RECORD EXTRACTS start

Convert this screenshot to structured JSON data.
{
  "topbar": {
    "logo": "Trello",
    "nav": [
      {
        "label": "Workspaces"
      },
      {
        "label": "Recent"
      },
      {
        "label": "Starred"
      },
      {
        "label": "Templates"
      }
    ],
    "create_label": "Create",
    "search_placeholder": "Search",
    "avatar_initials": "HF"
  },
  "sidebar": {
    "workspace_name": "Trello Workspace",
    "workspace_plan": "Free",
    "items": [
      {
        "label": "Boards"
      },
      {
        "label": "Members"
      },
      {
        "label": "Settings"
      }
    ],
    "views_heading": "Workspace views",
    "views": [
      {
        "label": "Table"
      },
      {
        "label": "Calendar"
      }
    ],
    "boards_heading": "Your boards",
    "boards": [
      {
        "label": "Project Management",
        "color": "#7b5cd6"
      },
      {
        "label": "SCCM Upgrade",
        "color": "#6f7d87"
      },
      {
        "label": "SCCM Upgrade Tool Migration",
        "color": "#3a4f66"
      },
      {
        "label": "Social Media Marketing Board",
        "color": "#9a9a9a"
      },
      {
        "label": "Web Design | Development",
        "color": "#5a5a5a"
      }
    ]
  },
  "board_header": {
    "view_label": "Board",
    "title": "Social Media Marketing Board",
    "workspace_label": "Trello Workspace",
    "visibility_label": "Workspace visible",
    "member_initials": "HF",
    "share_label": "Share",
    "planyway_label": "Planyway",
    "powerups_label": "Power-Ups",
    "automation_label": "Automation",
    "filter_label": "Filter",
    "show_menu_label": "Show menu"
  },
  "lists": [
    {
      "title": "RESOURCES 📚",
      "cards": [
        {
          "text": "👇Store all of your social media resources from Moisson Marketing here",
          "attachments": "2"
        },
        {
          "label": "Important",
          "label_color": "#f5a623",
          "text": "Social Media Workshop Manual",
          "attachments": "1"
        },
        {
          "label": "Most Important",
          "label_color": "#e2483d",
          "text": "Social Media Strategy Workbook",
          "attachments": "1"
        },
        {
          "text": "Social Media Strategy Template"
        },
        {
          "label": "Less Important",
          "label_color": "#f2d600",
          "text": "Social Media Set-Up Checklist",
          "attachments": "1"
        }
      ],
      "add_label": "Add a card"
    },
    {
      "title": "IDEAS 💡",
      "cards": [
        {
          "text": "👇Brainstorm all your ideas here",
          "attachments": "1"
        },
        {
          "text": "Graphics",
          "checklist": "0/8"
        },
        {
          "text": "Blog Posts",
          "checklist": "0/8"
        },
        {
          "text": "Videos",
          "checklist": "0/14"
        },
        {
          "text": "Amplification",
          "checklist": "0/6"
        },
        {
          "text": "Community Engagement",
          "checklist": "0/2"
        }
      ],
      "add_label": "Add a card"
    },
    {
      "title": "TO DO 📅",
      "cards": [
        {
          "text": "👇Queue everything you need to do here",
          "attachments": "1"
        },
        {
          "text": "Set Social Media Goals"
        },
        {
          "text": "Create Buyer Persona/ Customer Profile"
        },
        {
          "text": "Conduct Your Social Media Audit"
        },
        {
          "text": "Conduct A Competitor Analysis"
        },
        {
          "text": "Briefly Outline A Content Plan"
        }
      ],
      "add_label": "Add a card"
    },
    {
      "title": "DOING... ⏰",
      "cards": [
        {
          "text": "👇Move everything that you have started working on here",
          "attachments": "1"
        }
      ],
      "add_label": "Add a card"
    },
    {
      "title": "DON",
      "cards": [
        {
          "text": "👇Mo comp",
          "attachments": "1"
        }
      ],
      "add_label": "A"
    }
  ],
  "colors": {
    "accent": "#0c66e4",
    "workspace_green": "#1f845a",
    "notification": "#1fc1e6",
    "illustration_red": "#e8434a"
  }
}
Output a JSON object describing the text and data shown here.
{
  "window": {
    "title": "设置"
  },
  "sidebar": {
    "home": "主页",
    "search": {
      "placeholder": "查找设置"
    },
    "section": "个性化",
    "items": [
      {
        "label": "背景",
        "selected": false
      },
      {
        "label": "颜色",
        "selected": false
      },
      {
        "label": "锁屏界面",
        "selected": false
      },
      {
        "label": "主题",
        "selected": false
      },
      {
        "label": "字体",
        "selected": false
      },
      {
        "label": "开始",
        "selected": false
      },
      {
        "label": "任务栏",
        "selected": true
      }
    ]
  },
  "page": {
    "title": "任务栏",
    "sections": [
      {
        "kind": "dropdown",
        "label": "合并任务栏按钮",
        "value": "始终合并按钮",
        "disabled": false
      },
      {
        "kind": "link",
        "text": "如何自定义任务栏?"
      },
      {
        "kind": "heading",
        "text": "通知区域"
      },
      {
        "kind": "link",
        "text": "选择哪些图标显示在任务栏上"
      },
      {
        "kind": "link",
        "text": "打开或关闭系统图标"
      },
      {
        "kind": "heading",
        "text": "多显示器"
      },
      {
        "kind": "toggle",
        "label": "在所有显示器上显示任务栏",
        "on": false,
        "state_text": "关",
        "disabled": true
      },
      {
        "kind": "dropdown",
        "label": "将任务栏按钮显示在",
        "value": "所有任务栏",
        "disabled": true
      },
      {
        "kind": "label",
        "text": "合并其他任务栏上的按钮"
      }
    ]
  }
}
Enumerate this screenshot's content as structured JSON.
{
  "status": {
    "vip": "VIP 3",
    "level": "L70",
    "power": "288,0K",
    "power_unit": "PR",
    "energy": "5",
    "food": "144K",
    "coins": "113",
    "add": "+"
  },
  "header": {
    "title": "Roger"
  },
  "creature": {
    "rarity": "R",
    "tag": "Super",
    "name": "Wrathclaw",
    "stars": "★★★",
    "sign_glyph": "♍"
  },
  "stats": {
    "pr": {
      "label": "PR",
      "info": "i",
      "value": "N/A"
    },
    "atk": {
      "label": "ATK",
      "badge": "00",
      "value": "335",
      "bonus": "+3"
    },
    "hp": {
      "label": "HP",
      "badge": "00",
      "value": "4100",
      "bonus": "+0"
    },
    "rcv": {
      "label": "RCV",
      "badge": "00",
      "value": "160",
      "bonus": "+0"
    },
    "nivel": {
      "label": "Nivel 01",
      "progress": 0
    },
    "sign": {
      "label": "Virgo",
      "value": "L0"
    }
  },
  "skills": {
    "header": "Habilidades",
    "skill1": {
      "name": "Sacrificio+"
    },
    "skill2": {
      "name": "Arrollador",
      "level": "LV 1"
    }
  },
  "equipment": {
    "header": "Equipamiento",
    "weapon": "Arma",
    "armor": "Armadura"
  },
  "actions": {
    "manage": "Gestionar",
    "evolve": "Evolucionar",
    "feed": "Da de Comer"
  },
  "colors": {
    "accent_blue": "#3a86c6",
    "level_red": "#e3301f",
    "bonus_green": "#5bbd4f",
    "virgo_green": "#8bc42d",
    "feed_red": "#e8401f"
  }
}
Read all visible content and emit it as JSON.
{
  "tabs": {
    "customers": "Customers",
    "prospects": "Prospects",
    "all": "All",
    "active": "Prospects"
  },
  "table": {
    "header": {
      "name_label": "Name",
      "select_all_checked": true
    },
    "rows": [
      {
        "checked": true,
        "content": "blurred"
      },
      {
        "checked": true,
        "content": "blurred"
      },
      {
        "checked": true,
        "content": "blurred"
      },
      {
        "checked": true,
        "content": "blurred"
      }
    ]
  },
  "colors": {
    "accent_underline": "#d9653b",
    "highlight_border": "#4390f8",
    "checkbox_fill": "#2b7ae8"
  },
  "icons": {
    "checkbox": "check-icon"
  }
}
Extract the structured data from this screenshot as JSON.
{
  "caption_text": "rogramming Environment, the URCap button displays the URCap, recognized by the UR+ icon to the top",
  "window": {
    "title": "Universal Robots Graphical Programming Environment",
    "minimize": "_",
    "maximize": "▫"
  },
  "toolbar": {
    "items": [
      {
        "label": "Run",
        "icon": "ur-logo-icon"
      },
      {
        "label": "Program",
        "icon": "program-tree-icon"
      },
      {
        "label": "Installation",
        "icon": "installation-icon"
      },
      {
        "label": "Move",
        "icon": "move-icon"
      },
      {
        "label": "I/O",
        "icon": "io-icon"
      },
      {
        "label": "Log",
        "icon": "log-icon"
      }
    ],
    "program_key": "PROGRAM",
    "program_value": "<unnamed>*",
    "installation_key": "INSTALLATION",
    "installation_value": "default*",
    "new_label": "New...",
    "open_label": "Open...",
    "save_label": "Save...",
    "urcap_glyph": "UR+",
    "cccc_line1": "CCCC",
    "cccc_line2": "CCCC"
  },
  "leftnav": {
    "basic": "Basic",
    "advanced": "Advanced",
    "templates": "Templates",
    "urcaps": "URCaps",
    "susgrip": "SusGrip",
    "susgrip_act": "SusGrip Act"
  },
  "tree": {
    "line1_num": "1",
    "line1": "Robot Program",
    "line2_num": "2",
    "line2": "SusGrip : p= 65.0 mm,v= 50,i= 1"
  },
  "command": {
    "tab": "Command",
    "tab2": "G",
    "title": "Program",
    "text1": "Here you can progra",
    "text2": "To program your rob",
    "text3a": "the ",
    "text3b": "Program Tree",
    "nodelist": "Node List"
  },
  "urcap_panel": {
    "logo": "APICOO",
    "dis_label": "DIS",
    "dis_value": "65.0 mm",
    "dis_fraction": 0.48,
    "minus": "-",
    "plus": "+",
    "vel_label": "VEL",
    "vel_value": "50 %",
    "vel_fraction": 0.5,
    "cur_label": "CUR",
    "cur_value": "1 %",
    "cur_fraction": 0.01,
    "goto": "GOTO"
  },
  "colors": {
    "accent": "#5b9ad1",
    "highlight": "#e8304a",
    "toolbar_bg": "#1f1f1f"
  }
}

RECORD EXTRACTS end

WHAT THIS TASK INVOLVES. Return every line from the records above that holds the word "Marketing".

ANSWER FOR THIS EXERCISE.
        "label": "Social Media Marketing Board",
    "title": "Social Media Marketing Board",
          "text": "👇Store all of your social media resources from Moisson Marketing here",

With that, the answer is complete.